What is required »
Gather each line containing the string "content" from these entries.

Supplied records »
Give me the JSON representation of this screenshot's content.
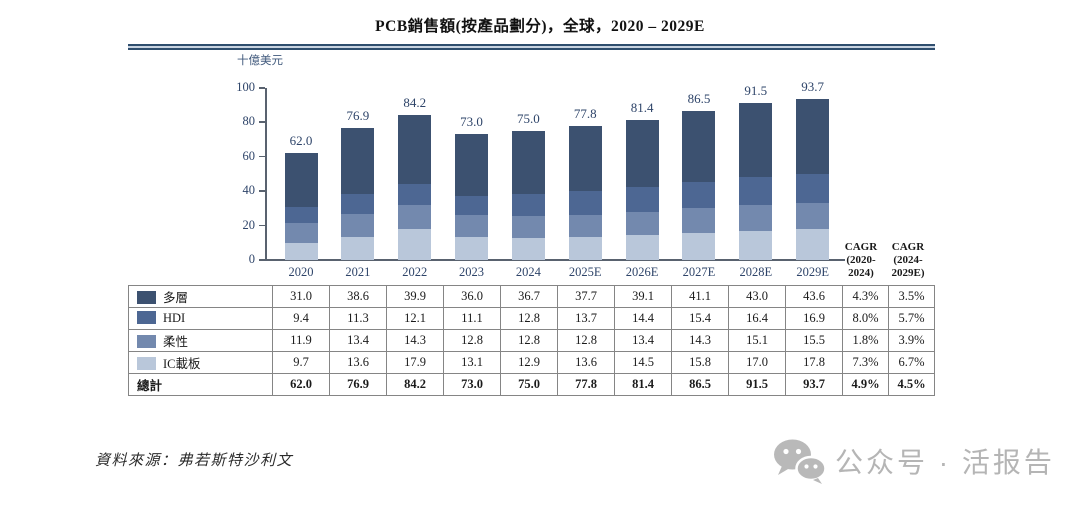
{
  "title": "PCB銷售額(按產品劃分)，全球，2020 – 2029E",
  "source": "資料來源：弗若斯特沙利文",
  "watermark": {
    "text": "公众号 · 活报告",
    "icon": "wechat-icon",
    "color": "#b5b5b5"
  },
  "chart_data": {
    "type": "bar",
    "stacked": true,
    "title": "PCB銷售額(按產品劃分)，全球，2020 – 2029E",
    "ylabel": "十億美元",
    "ylim": [
      0,
      100
    ],
    "yticks": [
      0,
      20,
      40,
      60,
      80,
      100
    ],
    "grid": false,
    "legend_position": "table-left",
    "categories": [
      "2020",
      "2021",
      "2022",
      "2023",
      "2024",
      "2025E",
      "2026E",
      "2027E",
      "2028E",
      "2029E"
    ],
    "series": [
      {
        "name": "IC載板",
        "color": "#b9c7da",
        "values": [
          9.7,
          13.6,
          17.9,
          13.1,
          12.9,
          13.6,
          14.5,
          15.8,
          17.0,
          17.8
        ]
      },
      {
        "name": "柔性",
        "color": "#7389ae",
        "values": [
          11.9,
          13.4,
          14.3,
          12.8,
          12.8,
          12.8,
          13.4,
          14.3,
          15.1,
          15.5
        ]
      },
      {
        "name": "HDI",
        "color": "#4d6793",
        "values": [
          9.4,
          11.3,
          12.1,
          11.1,
          12.8,
          13.7,
          14.4,
          15.4,
          16.4,
          16.9
        ]
      },
      {
        "name": "多層",
        "color": "#3c5170",
        "values": [
          31.0,
          38.6,
          39.9,
          36.0,
          36.7,
          37.7,
          39.1,
          41.1,
          43.0,
          43.6
        ]
      }
    ],
    "totals": [
      "62.0",
      "76.9",
      "84.2",
      "73.0",
      "75.0",
      "77.8",
      "81.4",
      "86.5",
      "91.5",
      "93.7"
    ]
  },
  "cagr_headers": [
    {
      "lines": [
        "CAGR",
        "(2020-",
        "2024)"
      ]
    },
    {
      "lines": [
        "CAGR",
        "(2024-",
        "2029E)"
      ]
    }
  ],
  "table": {
    "rows": [
      {
        "label": "多層",
        "swatch": "#3c5170",
        "bold": false,
        "values": [
          "31.0",
          "38.6",
          "39.9",
          "36.0",
          "36.7",
          "37.7",
          "39.1",
          "41.1",
          "43.0",
          "43.6"
        ],
        "cagr": [
          "4.3%",
          "3.5%"
        ]
      },
      {
        "label": "HDI",
        "swatch": "#4d6793",
        "bold": false,
        "values": [
          "9.4",
          "11.3",
          "12.1",
          "11.1",
          "12.8",
          "13.7",
          "14.4",
          "15.4",
          "16.4",
          "16.9"
        ],
        "cagr": [
          "8.0%",
          "5.7%"
        ]
      },
      {
        "label": "柔性",
        "swatch": "#7389ae",
        "bold": false,
        "values": [
          "11.9",
          "13.4",
          "14.3",
          "12.8",
          "12.8",
          "12.8",
          "13.4",
          "14.3",
          "15.1",
          "15.5"
        ],
        "cagr": [
          "1.8%",
          "3.9%"
        ]
      },
      {
        "label": "IC載板",
        "swatch": "#b9c7da",
        "bold": false,
        "values": [
          "9.7",
          "13.6",
          "17.9",
          "13.1",
          "12.9",
          "13.6",
          "14.5",
          "15.8",
          "17.0",
          "17.8"
        ],
        "cagr": [
          "7.3%",
          "6.7%"
        ]
      },
      {
        "label": "總計",
        "swatch": null,
        "bold": true,
        "values": [
          "62.0",
          "76.9",
          "84.2",
          "73.0",
          "75.0",
          "77.8",
          "81.4",
          "86.5",
          "91.5",
          "93.7"
        ],
        "cagr": [
          "4.9%",
          "4.5%"
        ]
      }
    ]
  }
}
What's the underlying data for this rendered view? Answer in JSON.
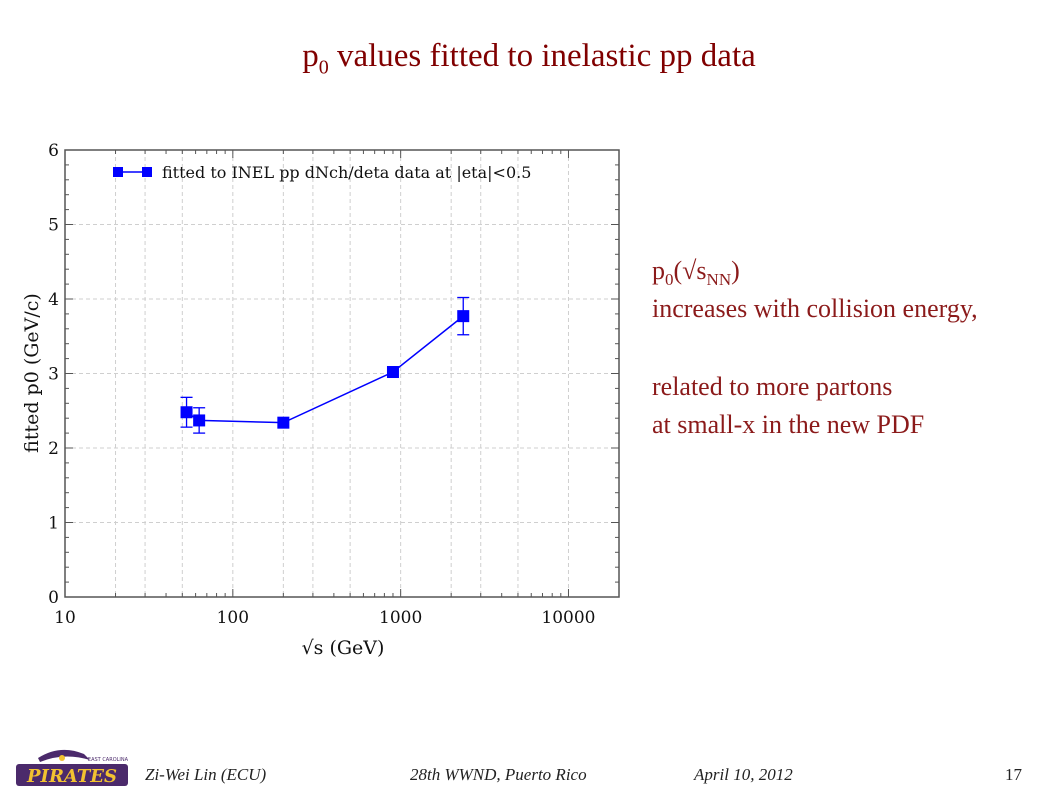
{
  "title": {
    "main_prefix": "p",
    "main_sub": "0",
    "main_rest": " values fitted to inelastic pp data"
  },
  "notes": {
    "line1_prefix": "p",
    "line1_sub0": "0",
    "line1_mid": "(√s",
    "line1_subNN": "NN",
    "line1_end": ")",
    "line2": "increases with collision energy,",
    "line3": "related to more partons",
    "line4": "at small-x  in the new PDF"
  },
  "footer": {
    "author": "Zi-Wei Lin (ECU)",
    "event": "28th WWND, Puerto Rico",
    "date": "April 10, 2012",
    "page": "17"
  },
  "logo": {
    "text": "PIRATES",
    "small_text": "EAST CAROLINA"
  },
  "colors": {
    "accent": "#800000",
    "series": "#0000ff",
    "note": "#8B1A1A"
  },
  "chart_data": {
    "type": "scatter",
    "xscale": "log",
    "xlim": [
      10,
      20000
    ],
    "ylim": [
      0,
      6
    ],
    "xlabel": "√s (GeV)",
    "ylabel": "fitted p0 (GeV/c)",
    "xticks": [
      {
        "v": 10,
        "label": "10"
      },
      {
        "v": 100,
        "label": "100"
      },
      {
        "v": 1000,
        "label": "1000"
      },
      {
        "v": 10000,
        "label": "10000"
      }
    ],
    "yticks": [
      {
        "v": 0,
        "label": "0"
      },
      {
        "v": 1,
        "label": "1"
      },
      {
        "v": 2,
        "label": "2"
      },
      {
        "v": 3,
        "label": "3"
      },
      {
        "v": 4,
        "label": "4"
      },
      {
        "v": 5,
        "label": "5"
      },
      {
        "v": 6,
        "label": "6"
      }
    ],
    "legend": "top-left",
    "series": [
      {
        "name": "fitted to INEL pp dNch/deta data at |eta|<0.5",
        "connected": true,
        "points": [
          {
            "x": 53,
            "y": 2.48,
            "err": 0.2
          },
          {
            "x": 63,
            "y": 2.37,
            "err": 0.17
          },
          {
            "x": 200,
            "y": 2.34,
            "err": 0.0
          },
          {
            "x": 900,
            "y": 3.02,
            "err": 0.0
          },
          {
            "x": 2360,
            "y": 3.77,
            "err": 0.25
          }
        ]
      }
    ]
  }
}
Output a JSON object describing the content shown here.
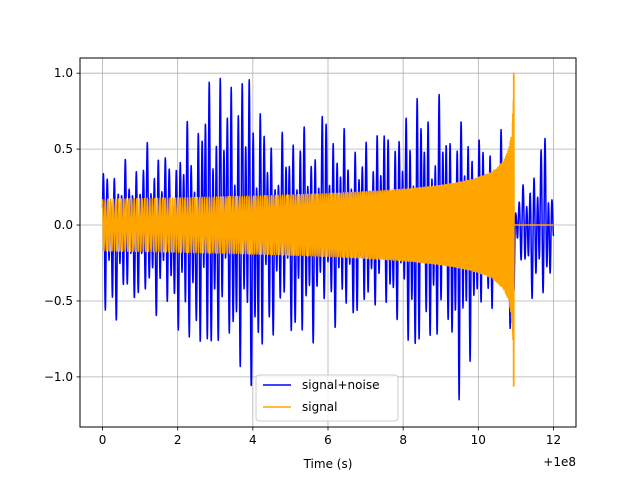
{
  "chart_data": {
    "type": "line",
    "title": "",
    "xlabel": "Time (s)",
    "ylabel": "",
    "x_offset_label": "+1e8",
    "xlim": [
      -0.6,
      12.6
    ],
    "ylim": [
      -1.33,
      1.1
    ],
    "x_ticks": [
      0,
      2,
      4,
      6,
      8,
      10,
      12
    ],
    "x_tick_labels": [
      "0",
      "2",
      "4",
      "6",
      "8",
      "10",
      "12"
    ],
    "y_ticks": [
      -1.0,
      -0.5,
      0.0,
      0.5,
      1.0
    ],
    "y_tick_labels": [
      "−1.0",
      "−0.5",
      "0.0",
      "0.5",
      "1.0"
    ],
    "grid": true,
    "legend_position": "bottom-center",
    "series": [
      {
        "name": "signal+noise",
        "color": "#0000ff",
        "x_start": 0.0,
        "x_end": 12.0,
        "merger_time": 10.95,
        "peak_envelope_y": [
          [
            0.0,
            0.32
          ],
          [
            0.5,
            0.35
          ],
          [
            0.55,
            0.38
          ],
          [
            0.75,
            0.34
          ],
          [
            1.0,
            0.42
          ],
          [
            1.2,
            0.48
          ],
          [
            1.4,
            0.45
          ],
          [
            1.5,
            0.5
          ],
          [
            1.8,
            0.38
          ],
          [
            2.0,
            0.45
          ],
          [
            2.2,
            0.63
          ],
          [
            2.4,
            0.56
          ],
          [
            2.6,
            0.65
          ],
          [
            2.7,
            0.93
          ],
          [
            2.9,
            0.85
          ],
          [
            3.1,
            0.97
          ],
          [
            3.3,
            0.75
          ],
          [
            3.4,
            1.0
          ],
          [
            3.6,
            0.88
          ],
          [
            3.9,
            1.0
          ],
          [
            4.1,
            0.75
          ],
          [
            4.3,
            0.67
          ],
          [
            4.6,
            0.45
          ],
          [
            4.9,
            0.58
          ],
          [
            5.3,
            0.6
          ],
          [
            5.6,
            0.49
          ],
          [
            5.9,
            0.72
          ],
          [
            6.2,
            0.6
          ],
          [
            6.4,
            0.55
          ],
          [
            6.7,
            0.52
          ],
          [
            7.0,
            0.48
          ],
          [
            7.3,
            0.62
          ],
          [
            7.6,
            0.6
          ],
          [
            7.9,
            0.6
          ],
          [
            8.2,
            0.72
          ],
          [
            8.4,
            0.85
          ],
          [
            8.7,
            0.64
          ],
          [
            9.0,
            0.8
          ],
          [
            9.3,
            0.55
          ],
          [
            9.6,
            0.65
          ],
          [
            9.8,
            0.57
          ],
          [
            10.1,
            0.52
          ],
          [
            10.4,
            0.5
          ],
          [
            10.7,
            0.55
          ],
          [
            10.9,
            0.6
          ],
          [
            11.0,
            0.15
          ],
          [
            11.3,
            0.28
          ],
          [
            11.6,
            0.4
          ],
          [
            11.8,
            0.63
          ],
          [
            12.0,
            0.1
          ]
        ],
        "trough_envelope_y": [
          [
            0.0,
            -0.64
          ],
          [
            0.4,
            -0.55
          ],
          [
            0.8,
            -0.45
          ],
          [
            1.2,
            -0.5
          ],
          [
            1.6,
            -0.52
          ],
          [
            2.0,
            -0.6
          ],
          [
            2.2,
            -0.84
          ],
          [
            2.5,
            -0.65
          ],
          [
            2.7,
            -0.99
          ],
          [
            3.0,
            -0.75
          ],
          [
            3.3,
            -0.65
          ],
          [
            3.6,
            -0.9
          ],
          [
            4.0,
            -0.97
          ],
          [
            4.3,
            -0.85
          ],
          [
            4.7,
            -0.55
          ],
          [
            5.0,
            -0.65
          ],
          [
            5.4,
            -0.8
          ],
          [
            5.7,
            -0.6
          ],
          [
            6.0,
            -0.5
          ],
          [
            6.3,
            -0.65
          ],
          [
            6.6,
            -0.55
          ],
          [
            6.9,
            -0.62
          ],
          [
            7.3,
            -0.45
          ],
          [
            7.6,
            -0.55
          ],
          [
            8.0,
            -0.6
          ],
          [
            8.3,
            -0.9
          ],
          [
            8.6,
            -0.7
          ],
          [
            8.9,
            -0.75
          ],
          [
            9.2,
            -0.6
          ],
          [
            9.5,
            -1.22
          ],
          [
            9.8,
            -0.75
          ],
          [
            10.1,
            -0.55
          ],
          [
            10.4,
            -0.48
          ],
          [
            10.7,
            -0.5
          ],
          [
            10.9,
            -0.7
          ],
          [
            11.0,
            -0.2
          ],
          [
            11.3,
            -0.35
          ],
          [
            11.6,
            -0.5
          ],
          [
            11.9,
            -0.45
          ],
          [
            12.0,
            -0.1
          ]
        ]
      },
      {
        "name": "signal",
        "color": "#ffa500",
        "x_start": 0.0,
        "x_end": 12.0,
        "merger_time": 10.95,
        "merger_peak": 1.0,
        "merger_trough": -1.06,
        "early_amplitude": 0.17
      }
    ]
  }
}
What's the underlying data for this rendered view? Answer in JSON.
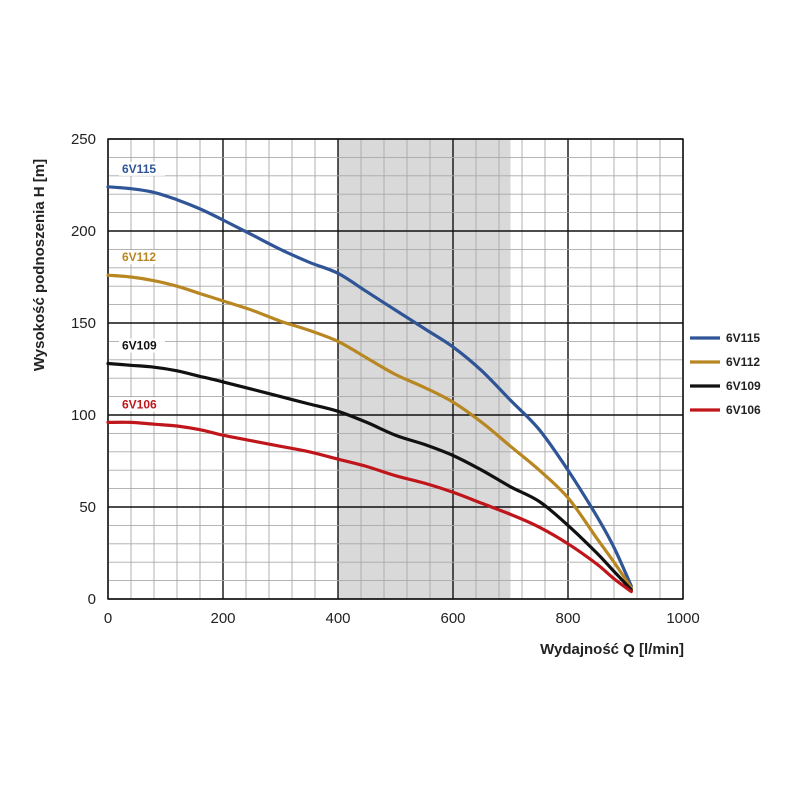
{
  "chart_data": {
    "type": "line",
    "xlabel": "Wydajność Q [l/min]",
    "ylabel": "Wysokość podnoszenia H [m]",
    "xlim": [
      0,
      1000
    ],
    "ylim": [
      0,
      250
    ],
    "x_ticks": [
      "0",
      "200",
      "400",
      "600",
      "800",
      "1000"
    ],
    "y_ticks": [
      "0",
      "50",
      "100",
      "150",
      "200",
      "250"
    ],
    "x_minor_step": 40,
    "y_minor_step": 10,
    "x_major_step": 200,
    "y_major_step": 50,
    "grid": true,
    "highlight_band": [
      400,
      700
    ],
    "legend_position": "right",
    "series": [
      {
        "name": "6V115",
        "color": "#2f5597",
        "x": [
          0,
          40,
          80,
          120,
          160,
          200,
          250,
          300,
          350,
          400,
          450,
          500,
          550,
          600,
          650,
          700,
          750,
          800,
          850,
          880,
          910
        ],
        "y": [
          224,
          223,
          221,
          217,
          212,
          206,
          198,
          190,
          183,
          177,
          167,
          157,
          147,
          137,
          124,
          108,
          92,
          70,
          45,
          28,
          7
        ]
      },
      {
        "name": "6V112",
        "color": "#b98722",
        "x": [
          0,
          40,
          80,
          120,
          160,
          200,
          250,
          300,
          350,
          400,
          450,
          500,
          550,
          600,
          650,
          700,
          750,
          800,
          850,
          880,
          910
        ],
        "y": [
          176,
          175,
          173,
          170,
          166,
          162,
          157,
          151,
          146,
          140,
          131,
          122,
          115,
          107,
          96,
          83,
          70,
          55,
          33,
          20,
          6
        ]
      },
      {
        "name": "6V109",
        "color": "#111111",
        "x": [
          0,
          40,
          80,
          120,
          160,
          200,
          250,
          300,
          350,
          400,
          450,
          500,
          550,
          600,
          650,
          700,
          750,
          800,
          850,
          880,
          910
        ],
        "y": [
          128,
          127,
          126,
          124,
          121,
          118,
          114,
          110,
          106,
          102,
          96,
          89,
          84,
          78,
          70,
          61,
          53,
          40,
          25,
          15,
          5
        ]
      },
      {
        "name": "6V106",
        "color": "#c0161b",
        "x": [
          0,
          40,
          80,
          120,
          160,
          200,
          250,
          300,
          350,
          400,
          450,
          500,
          550,
          600,
          650,
          700,
          750,
          800,
          850,
          880,
          910
        ],
        "y": [
          96,
          96,
          95,
          94,
          92,
          89,
          86,
          83,
          80,
          76,
          72,
          67,
          63,
          58,
          52,
          46,
          39,
          30,
          19,
          11,
          4
        ]
      }
    ],
    "inline_labels": [
      "6V115",
      "6V112",
      "6V109",
      "6V106"
    ]
  }
}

Solution for this exercise »
Give me the JSON representation of this screenshot's content.
Output a JSON object describing the content shown here.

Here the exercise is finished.